▸ Task details: Output only the lines that run from the line holding "Read all visible content and emit it as JSON." to the end of the entries, both ends included, and skip the pictures.

Rows from a dataset:
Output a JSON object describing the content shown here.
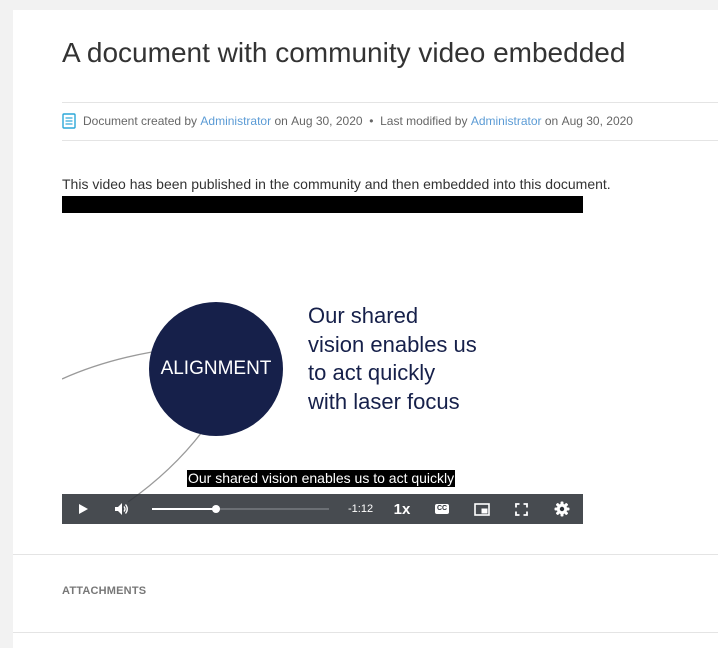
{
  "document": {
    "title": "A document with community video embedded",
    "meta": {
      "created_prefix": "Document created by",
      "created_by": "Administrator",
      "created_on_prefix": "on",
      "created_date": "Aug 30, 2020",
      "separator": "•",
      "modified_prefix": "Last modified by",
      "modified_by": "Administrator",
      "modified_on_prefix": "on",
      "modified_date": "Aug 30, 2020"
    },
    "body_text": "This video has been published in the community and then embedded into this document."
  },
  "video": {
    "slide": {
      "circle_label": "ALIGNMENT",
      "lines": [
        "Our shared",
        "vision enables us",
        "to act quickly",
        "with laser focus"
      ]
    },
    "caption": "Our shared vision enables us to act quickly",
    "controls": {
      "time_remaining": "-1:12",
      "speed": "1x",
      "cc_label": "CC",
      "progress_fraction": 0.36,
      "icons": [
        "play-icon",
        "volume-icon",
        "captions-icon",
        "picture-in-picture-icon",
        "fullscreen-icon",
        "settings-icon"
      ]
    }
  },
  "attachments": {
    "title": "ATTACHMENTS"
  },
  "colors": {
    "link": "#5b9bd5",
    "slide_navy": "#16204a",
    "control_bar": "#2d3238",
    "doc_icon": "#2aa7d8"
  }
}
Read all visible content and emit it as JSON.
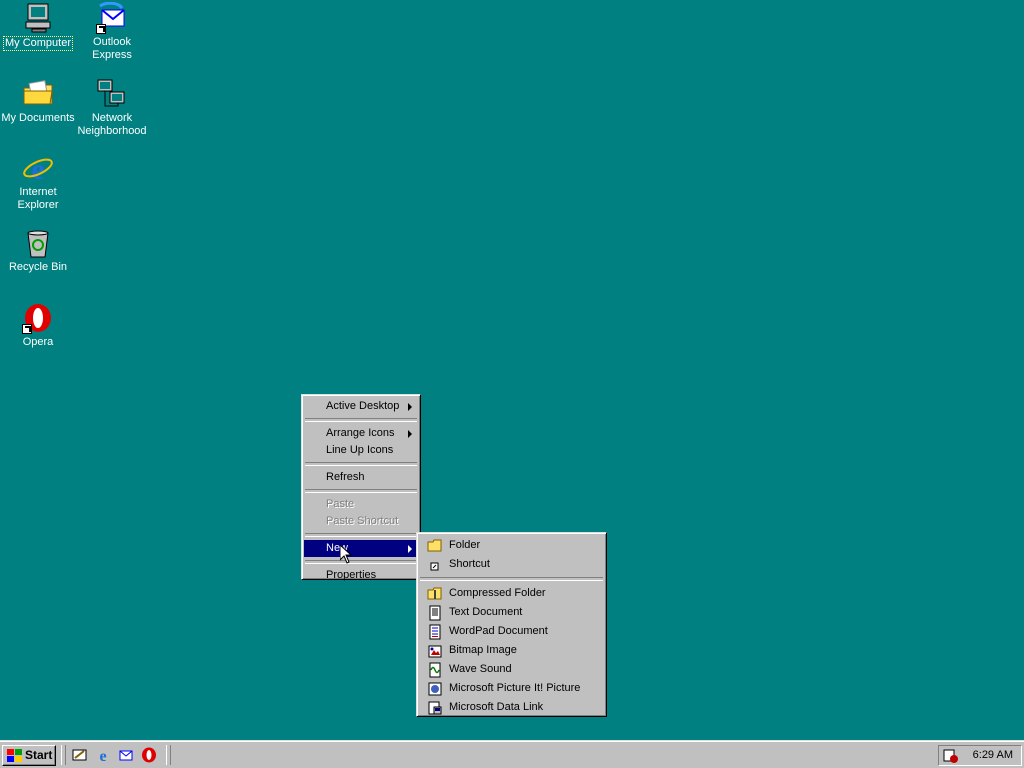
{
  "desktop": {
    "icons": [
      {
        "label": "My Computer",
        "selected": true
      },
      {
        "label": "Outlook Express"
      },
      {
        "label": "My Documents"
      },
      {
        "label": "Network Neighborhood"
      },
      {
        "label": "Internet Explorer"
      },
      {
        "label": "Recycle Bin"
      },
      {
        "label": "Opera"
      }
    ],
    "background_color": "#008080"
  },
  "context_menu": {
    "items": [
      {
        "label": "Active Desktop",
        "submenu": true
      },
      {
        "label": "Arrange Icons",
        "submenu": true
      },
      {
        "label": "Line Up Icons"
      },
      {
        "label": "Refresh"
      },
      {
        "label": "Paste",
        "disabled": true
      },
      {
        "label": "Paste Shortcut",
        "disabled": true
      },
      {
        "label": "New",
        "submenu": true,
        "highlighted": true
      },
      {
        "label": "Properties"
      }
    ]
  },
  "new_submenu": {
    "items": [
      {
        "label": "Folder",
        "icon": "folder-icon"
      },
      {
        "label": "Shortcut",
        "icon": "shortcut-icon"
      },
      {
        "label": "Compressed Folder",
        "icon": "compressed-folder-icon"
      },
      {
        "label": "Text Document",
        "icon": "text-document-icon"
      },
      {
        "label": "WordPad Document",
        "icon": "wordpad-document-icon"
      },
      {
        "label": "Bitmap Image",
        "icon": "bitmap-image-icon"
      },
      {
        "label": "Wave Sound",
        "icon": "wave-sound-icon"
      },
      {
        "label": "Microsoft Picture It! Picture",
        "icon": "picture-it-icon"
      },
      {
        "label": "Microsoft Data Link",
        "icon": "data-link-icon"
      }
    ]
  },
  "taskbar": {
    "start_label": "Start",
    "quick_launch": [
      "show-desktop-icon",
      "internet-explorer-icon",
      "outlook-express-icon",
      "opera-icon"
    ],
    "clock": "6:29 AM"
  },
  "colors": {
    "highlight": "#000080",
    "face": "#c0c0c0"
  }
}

▸ Worked solution:
Read all visible content and emit it as JSON.
{
  "desktop": {
    "icons": [
      {
        "label": "My Computer",
        "selected": true
      },
      {
        "label": "Outlook Express"
      },
      {
        "label": "My Documents"
      },
      {
        "label": "Network Neighborhood"
      },
      {
        "label": "Internet Explorer"
      },
      {
        "label": "Recycle Bin"
      },
      {
        "label": "Opera"
      }
    ],
    "background_color": "#008080"
  },
  "context_menu": {
    "items": [
      {
        "label": "Active Desktop",
        "submenu": true
      },
      {
        "label": "Arrange Icons",
        "submenu": true
      },
      {
        "label": "Line Up Icons"
      },
      {
        "label": "Refresh"
      },
      {
        "label": "Paste",
        "disabled": true
      },
      {
        "label": "Paste Shortcut",
        "disabled": true
      },
      {
        "label": "New",
        "submenu": true,
        "highlighted": true
      },
      {
        "label": "Properties"
      }
    ]
  },
  "new_submenu": {
    "items": [
      {
        "label": "Folder",
        "icon": "folder-icon"
      },
      {
        "label": "Shortcut",
        "icon": "shortcut-icon"
      },
      {
        "label": "Compressed Folder",
        "icon": "compressed-folder-icon"
      },
      {
        "label": "Text Document",
        "icon": "text-document-icon"
      },
      {
        "label": "WordPad Document",
        "icon": "wordpad-document-icon"
      },
      {
        "label": "Bitmap Image",
        "icon": "bitmap-image-icon"
      },
      {
        "label": "Wave Sound",
        "icon": "wave-sound-icon"
      },
      {
        "label": "Microsoft Picture It! Picture",
        "icon": "picture-it-icon"
      },
      {
        "label": "Microsoft Data Link",
        "icon": "data-link-icon"
      }
    ]
  },
  "taskbar": {
    "start_label": "Start",
    "quick_launch": [
      "show-desktop-icon",
      "internet-explorer-icon",
      "outlook-express-icon",
      "opera-icon"
    ],
    "clock": "6:29 AM"
  },
  "colors": {
    "highlight": "#000080",
    "face": "#c0c0c0"
  }
}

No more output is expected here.